◆ THE EXERCISE ◆
Search the data for the string "name" and extract every line where it appears.

DATA SUPPLIED start

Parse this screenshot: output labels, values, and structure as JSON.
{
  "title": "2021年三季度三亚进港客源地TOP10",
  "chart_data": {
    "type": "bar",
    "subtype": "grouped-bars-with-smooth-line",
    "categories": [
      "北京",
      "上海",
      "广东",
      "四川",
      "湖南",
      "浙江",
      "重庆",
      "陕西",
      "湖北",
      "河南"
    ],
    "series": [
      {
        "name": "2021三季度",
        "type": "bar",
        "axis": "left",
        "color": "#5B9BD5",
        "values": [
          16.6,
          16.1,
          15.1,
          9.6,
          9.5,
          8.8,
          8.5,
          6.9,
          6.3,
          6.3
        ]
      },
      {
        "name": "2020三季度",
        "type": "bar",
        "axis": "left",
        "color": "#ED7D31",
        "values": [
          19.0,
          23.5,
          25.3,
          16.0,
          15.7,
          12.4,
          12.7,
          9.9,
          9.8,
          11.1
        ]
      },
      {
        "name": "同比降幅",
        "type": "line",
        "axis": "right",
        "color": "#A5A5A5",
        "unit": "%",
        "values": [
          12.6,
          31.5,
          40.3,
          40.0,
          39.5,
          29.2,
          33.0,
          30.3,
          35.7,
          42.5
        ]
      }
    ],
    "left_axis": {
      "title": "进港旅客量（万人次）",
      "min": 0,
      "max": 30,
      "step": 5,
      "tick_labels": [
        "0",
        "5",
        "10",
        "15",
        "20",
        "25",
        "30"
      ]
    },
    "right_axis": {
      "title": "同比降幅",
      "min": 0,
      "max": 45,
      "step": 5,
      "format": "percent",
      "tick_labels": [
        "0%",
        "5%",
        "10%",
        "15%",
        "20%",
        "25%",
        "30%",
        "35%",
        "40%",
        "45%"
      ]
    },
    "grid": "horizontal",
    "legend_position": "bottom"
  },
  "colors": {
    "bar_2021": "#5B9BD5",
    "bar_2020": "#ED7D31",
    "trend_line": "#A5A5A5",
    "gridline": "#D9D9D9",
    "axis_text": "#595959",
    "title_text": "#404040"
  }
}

DATA SUPPLIED end

◆ RESULT ◆
        "name": "2021三季度",
        "name": "2020三季度",
        "name": "同比降幅",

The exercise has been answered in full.